SUPPLIED MATERIAL →

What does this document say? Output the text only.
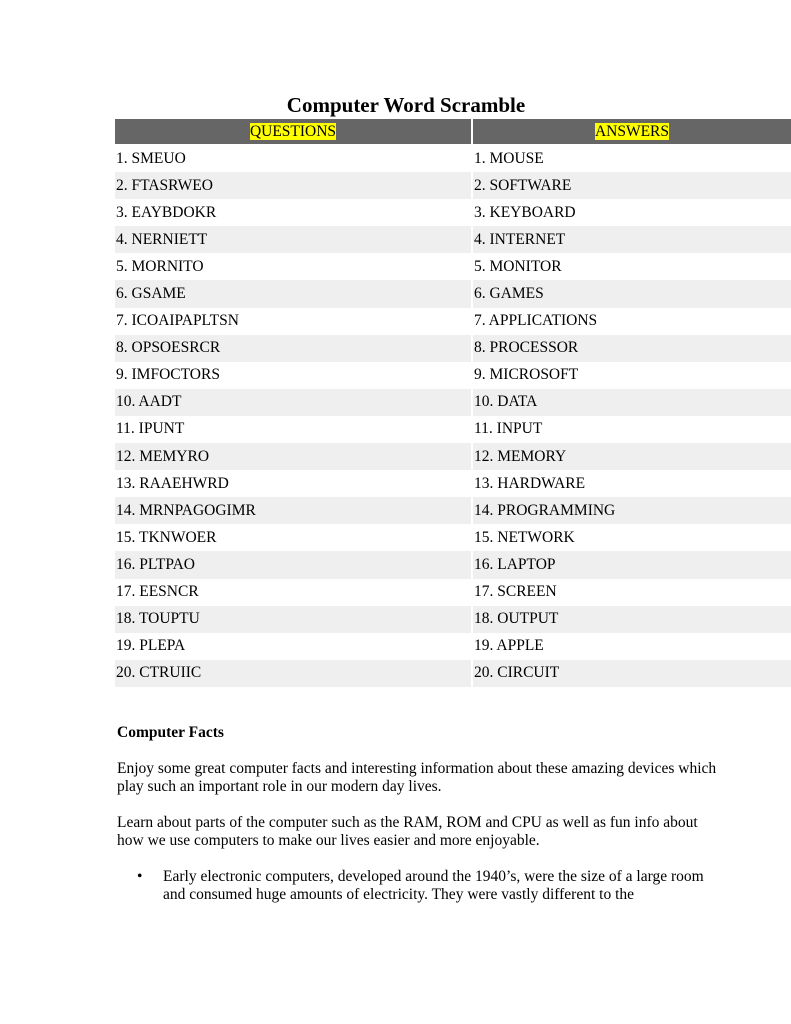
Computer Word Scramble
QUESTIONS	ANSWERS
1. SMEUO	1. MOUSE
2. FTASRWEO	2. SOFTWARE
3. EAYBDOKR	3. KEYBOARD
4. NERNIETT	4. INTERNET
5. MORNITO	5. MONITOR
6. GSAME	6. GAMES
7. ICOAIPAPLTSN	7. APPLICATIONS
8. OPSOESRCR	8. PROCESSOR
9. IMFOCTORS	9. MICROSOFT
10. AADT	10. DATA
11. IPUNT	11. INPUT
12. MEMYRO	12. MEMORY
13. RAAEHWRD	13. HARDWARE
14. MRNPAGOGIMR	14. PROGRAMMING
15. TKNWOER	15. NETWORK
16. PLTPAO	16. LAPTOP
17. EESNCR	17. SCREEN
18. TOUPTU	18. OUTPUT
19. PLEPA	19. APPLE
20. CTRUIIC	20. CIRCUIT
Computer Facts

Enjoy some great computer facts and interesting information about these amazing devices which play such an important role in our modern day lives.

Learn about parts of the computer such as the RAM, ROM and CPU as well as fun info about how we use computers to make our lives easier and more enjoyable.

• Early electronic computers, developed around the 1940’s, were the size of a large room and consumed huge amounts of electricity. They were vastly different to the
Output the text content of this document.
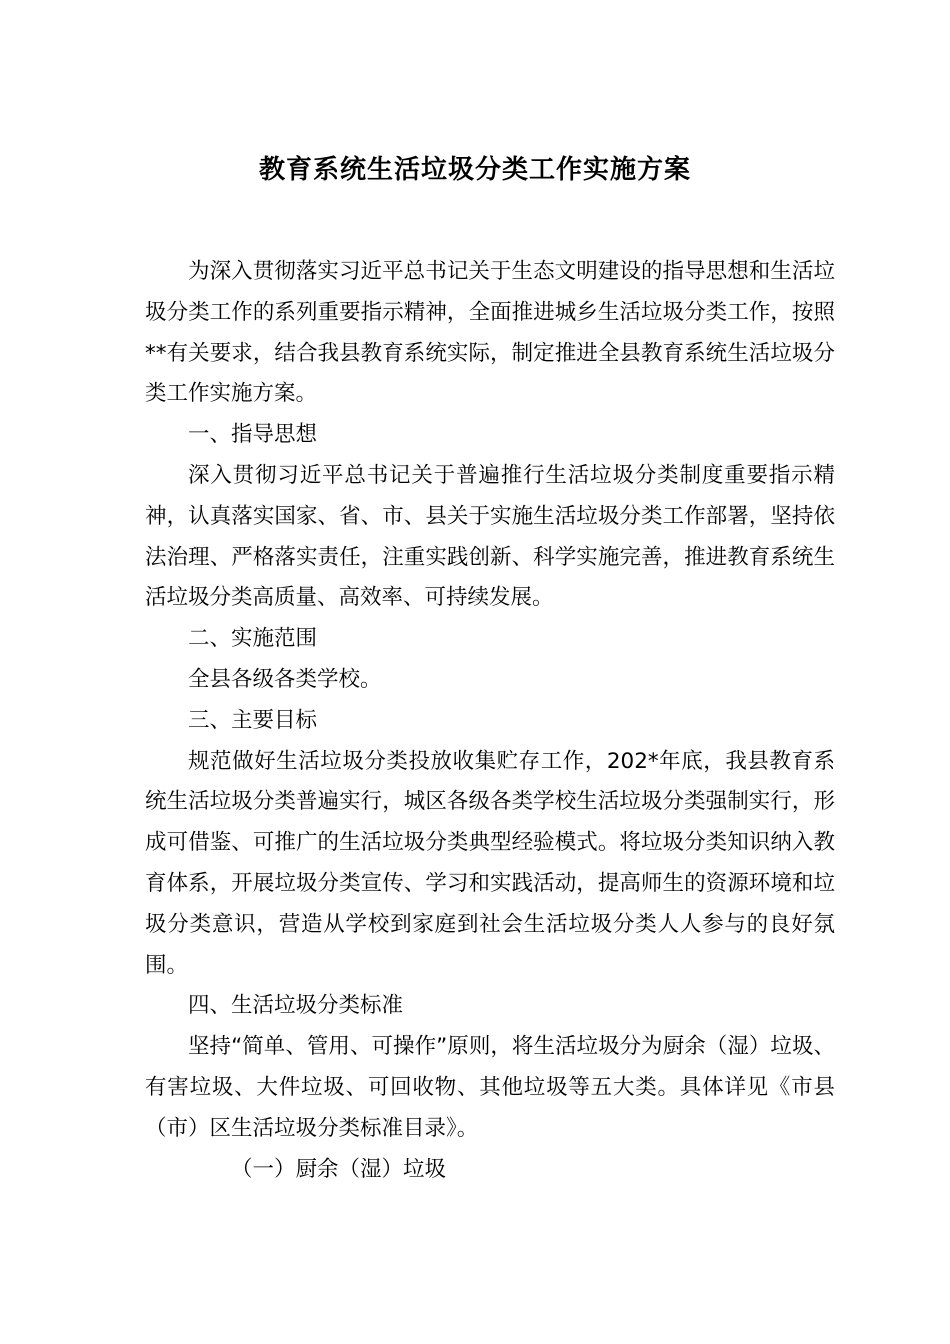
教育系统生活垃圾分类工作实施方案

为深入贯彻落实习近平总书记关于生态文明建设的指导思想和生活垃圾分类工作的系列重要指示精神，全面推进城乡生活垃圾分类工作，按照**有关要求，结合我县教育系统实际，制定推进全县教育系统生活垃圾分类工作实施方案。

一、指导思想

深入贯彻习近平总书记关于普遍推行生活垃圾分类制度重要指示精神，认真落实国家、省、市、县关于实施生活垃圾分类工作部署，坚持依法治理、严格落实责任，注重实践创新、科学实施完善，推进教育系统生活垃圾分类高质量、高效率、可持续发展。

二、实施范围

全县各级各类学校。

三、主要目标

规范做好生活垃圾分类投放收集贮存工作，202*年底，我县教育系统生活垃圾分类普遍实行，城区各级各类学校生活垃圾分类强制实行，形成可借鉴、可推广的生活垃圾分类典型经验模式。将垃圾分类知识纳入教育体系，开展垃圾分类宣传、学习和实践活动，提高师生的资源环境和垃圾分类意识，营造从学校到家庭到社会生活垃圾分类人人参与的良好氛围。

四、生活垃圾分类标准

坚持“简单、管用、可操作”原则，将生活垃圾分为厨余（湿）垃圾、有害垃圾、大件垃圾、可回收物、其他垃圾等五大类。具体详见《市县（市）区生活垃圾分类标准目录》。

（一）厨余（湿）垃圾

STATED GOAL → State how many lines of the material contain the string "computers", with no other words.

PROBLEM SOLUTION → 2